What this exercise asks:
**A)** Reproduce the part of the PyTorch network-saving excerpt starting at "This follows standard" and ending at "freshly created network.", word for word.
**B)** Write out the lines of the records starting at the very first one and ending at the line that contains "93, 211, 102]", including both of those lines and keeping every character unchanged.

Page excerpt:
_ _ _ _
This follows standard PyTorch practice; instead of saving massive trained networks, the pickled weights may simply be loaded into a freshly created network.
[14]:
msdnet_model.save_network_parameters("this_msdnet.pt")
smsnet_model.save_network_parameters("this_smsnet.pt")
tunet_model.save_network_parameters("this_tunet.pt")
Load networks from file
Each network library loads in the .pt file containing architecture-governing hyperparameters and learned weights.
[15]:
copy_msdnet = msdnet.MSDNetwork_from_file("this_msdnet.pt")
copy_smsnet = smsnet.SMSNetwork_from_file("this_smsnet.pt")
copy_tunet = tunet.TUNetwork_from_file("this_tunet.pt")
Verify loaded networks
Network copies are loaded from file and checked against the originals.
[16]:
with torch.no_grad():
r1 = msdnet_model(test_x)
r2 = copy_msdnet(test_x)
delta = r1-r2
assert torch.max(torch.abs(delta)) < 1e-8
[17]:
with torch.no_grad():
r1 = smsnet_model(test_x)
r2 = copy_smsnet(test_x)
delta = r1-r2
assert torch.max(torch.abs(delta)) < 1e-8
[18]:
with torch.no_grad():
r1 = tunet_model(test_x)
r2 = copy_tunet(test_x)
delta = r1-r2
assert torch.max(torch.abs(delta)) < 1e-8
_ _ _ _
Exercise materials:
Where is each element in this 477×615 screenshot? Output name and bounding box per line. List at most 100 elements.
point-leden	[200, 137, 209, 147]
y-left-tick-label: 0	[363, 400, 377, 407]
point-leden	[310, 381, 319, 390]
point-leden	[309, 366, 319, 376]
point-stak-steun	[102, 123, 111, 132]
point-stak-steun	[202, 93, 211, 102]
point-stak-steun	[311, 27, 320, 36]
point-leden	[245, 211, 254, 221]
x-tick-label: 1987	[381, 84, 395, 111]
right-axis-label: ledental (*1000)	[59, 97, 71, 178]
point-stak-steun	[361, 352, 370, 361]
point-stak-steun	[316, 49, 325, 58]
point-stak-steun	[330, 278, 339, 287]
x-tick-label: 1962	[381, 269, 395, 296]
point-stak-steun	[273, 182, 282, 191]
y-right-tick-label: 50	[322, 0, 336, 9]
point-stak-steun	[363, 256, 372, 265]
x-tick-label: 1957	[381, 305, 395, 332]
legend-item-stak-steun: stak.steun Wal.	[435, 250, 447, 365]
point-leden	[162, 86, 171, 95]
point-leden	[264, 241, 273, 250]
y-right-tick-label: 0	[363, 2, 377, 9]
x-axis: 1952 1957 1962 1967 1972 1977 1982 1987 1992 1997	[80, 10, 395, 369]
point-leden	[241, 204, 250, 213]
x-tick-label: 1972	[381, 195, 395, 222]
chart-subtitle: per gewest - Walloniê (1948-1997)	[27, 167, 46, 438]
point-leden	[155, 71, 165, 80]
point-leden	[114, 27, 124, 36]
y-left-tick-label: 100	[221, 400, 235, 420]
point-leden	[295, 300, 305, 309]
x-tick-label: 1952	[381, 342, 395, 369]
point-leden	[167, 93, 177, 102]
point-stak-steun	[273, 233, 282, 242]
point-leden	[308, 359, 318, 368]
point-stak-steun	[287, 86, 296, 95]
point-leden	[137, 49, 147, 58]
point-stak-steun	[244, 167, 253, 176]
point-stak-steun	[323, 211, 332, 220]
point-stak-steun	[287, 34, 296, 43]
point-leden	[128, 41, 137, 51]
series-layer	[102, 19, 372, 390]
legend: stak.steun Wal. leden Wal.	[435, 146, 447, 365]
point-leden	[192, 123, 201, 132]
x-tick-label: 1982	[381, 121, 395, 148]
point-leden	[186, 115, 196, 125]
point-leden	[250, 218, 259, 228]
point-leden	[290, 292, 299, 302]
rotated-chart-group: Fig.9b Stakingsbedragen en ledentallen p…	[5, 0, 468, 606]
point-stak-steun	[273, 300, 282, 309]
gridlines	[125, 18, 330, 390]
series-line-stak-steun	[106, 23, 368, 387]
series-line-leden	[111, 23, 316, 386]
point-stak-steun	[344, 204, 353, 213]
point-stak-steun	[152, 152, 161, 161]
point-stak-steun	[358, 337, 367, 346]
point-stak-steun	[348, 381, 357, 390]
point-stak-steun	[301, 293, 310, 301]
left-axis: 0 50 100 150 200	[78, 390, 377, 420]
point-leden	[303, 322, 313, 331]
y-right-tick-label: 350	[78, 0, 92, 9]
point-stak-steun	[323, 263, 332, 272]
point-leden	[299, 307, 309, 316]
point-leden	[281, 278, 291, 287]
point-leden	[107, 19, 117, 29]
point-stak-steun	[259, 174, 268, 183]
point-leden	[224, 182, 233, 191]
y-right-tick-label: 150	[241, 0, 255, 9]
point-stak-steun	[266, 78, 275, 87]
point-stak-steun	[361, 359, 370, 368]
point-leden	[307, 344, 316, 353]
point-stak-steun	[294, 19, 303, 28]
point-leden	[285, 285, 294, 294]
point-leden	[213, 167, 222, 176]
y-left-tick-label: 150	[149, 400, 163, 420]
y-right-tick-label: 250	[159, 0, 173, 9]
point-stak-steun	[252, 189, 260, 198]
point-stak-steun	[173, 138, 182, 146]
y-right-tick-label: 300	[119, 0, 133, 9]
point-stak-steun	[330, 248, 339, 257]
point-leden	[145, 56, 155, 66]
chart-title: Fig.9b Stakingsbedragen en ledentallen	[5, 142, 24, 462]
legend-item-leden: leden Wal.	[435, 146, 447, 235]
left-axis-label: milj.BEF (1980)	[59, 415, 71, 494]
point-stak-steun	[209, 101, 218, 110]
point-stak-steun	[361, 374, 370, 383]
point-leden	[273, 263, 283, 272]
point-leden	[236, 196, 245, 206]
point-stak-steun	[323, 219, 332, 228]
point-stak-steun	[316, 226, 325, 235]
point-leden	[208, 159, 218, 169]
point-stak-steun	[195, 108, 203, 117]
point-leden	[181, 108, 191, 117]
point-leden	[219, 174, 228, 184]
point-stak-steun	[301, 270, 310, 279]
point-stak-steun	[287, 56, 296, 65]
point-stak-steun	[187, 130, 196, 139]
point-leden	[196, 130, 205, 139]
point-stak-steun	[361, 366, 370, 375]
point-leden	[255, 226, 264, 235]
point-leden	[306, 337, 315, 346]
_ _ _ _
Outputs:
**A)**
This follows standard PyTorch practice; instead of saving massive trained networks, the pickled weights may simply be loaded into a freshly created network.

**B)**
Where is each element in this 477×615 screenshot? Output name and bounding box per line. List at most 100 elements.
point-leden	[200, 137, 209, 147]
y-left-tick-label: 0	[363, 400, 377, 407]
point-leden	[310, 381, 319, 390]
point-leden	[309, 366, 319, 376]
point-stak-steun	[102, 123, 111, 132]
point-stak-steun	[202, 93, 211, 102]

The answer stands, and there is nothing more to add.